(Element placement data)
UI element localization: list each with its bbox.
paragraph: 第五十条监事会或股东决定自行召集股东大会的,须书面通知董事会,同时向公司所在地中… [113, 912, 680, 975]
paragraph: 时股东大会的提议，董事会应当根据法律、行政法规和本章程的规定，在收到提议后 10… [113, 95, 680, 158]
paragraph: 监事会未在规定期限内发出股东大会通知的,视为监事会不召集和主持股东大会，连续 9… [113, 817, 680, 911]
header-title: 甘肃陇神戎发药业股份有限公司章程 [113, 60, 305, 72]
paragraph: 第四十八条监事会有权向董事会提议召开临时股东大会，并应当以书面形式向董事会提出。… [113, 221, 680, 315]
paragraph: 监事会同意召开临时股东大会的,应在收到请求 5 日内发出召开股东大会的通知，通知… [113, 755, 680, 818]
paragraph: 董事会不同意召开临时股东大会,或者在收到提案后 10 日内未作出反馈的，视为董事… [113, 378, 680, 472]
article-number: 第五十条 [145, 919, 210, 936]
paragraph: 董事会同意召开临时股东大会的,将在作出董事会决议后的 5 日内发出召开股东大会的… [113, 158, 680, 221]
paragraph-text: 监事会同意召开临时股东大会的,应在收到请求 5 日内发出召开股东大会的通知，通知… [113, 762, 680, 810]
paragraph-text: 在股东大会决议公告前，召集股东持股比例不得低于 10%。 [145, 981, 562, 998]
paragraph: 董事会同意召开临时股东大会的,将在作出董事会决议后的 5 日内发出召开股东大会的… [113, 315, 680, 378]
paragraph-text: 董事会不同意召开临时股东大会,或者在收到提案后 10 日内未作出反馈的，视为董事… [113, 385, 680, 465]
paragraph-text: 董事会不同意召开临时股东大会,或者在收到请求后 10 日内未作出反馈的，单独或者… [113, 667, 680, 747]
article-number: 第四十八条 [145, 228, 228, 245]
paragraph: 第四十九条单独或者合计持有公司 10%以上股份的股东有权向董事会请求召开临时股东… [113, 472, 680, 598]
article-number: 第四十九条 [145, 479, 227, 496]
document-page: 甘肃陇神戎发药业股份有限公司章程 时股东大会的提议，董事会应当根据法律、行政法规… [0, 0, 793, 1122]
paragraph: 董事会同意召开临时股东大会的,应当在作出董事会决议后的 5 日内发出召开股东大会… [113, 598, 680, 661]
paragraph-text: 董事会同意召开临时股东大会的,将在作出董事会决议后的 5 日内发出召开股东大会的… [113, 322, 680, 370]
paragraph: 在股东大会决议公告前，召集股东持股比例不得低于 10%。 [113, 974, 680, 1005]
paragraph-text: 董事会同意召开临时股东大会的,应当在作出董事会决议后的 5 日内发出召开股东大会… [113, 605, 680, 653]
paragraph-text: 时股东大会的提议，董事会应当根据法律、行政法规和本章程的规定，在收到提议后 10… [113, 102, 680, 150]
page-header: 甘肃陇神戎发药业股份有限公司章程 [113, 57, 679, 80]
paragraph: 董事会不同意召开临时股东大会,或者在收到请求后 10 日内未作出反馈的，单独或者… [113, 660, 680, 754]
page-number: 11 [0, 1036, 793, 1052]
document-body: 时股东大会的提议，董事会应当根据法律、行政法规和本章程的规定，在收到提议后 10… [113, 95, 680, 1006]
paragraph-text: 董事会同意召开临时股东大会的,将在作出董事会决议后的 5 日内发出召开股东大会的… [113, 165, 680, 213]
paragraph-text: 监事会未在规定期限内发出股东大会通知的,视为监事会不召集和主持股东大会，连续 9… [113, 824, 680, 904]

(Task to complete) Update the records starting at the first line and ending at the line containing "paragraph: 监事会同意召开临时股东大会的,应在收到请求 5", replacing "bbox" with "bounding box" and leaving all else unchanged. Give only those lines.

(Solution to this task)
UI element localization: list each with its bounding box.
paragraph: 第五十条监事会或股东决定自行召集股东大会的,须书面通知董事会,同时向公司所在地中… [113, 912, 680, 975]
paragraph: 时股东大会的提议，董事会应当根据法律、行政法规和本章程的规定，在收到提议后 10… [113, 95, 680, 158]
paragraph: 监事会未在规定期限内发出股东大会通知的,视为监事会不召集和主持股东大会，连续 9… [113, 817, 680, 911]
header-title: 甘肃陇神戎发药业股份有限公司章程 [113, 60, 305, 72]
paragraph: 第四十八条监事会有权向董事会提议召开临时股东大会，并应当以书面形式向董事会提出。… [113, 221, 680, 315]
paragraph: 监事会同意召开临时股东大会的,应在收到请求 5 日内发出召开股东大会的通知，通知… [113, 755, 680, 818]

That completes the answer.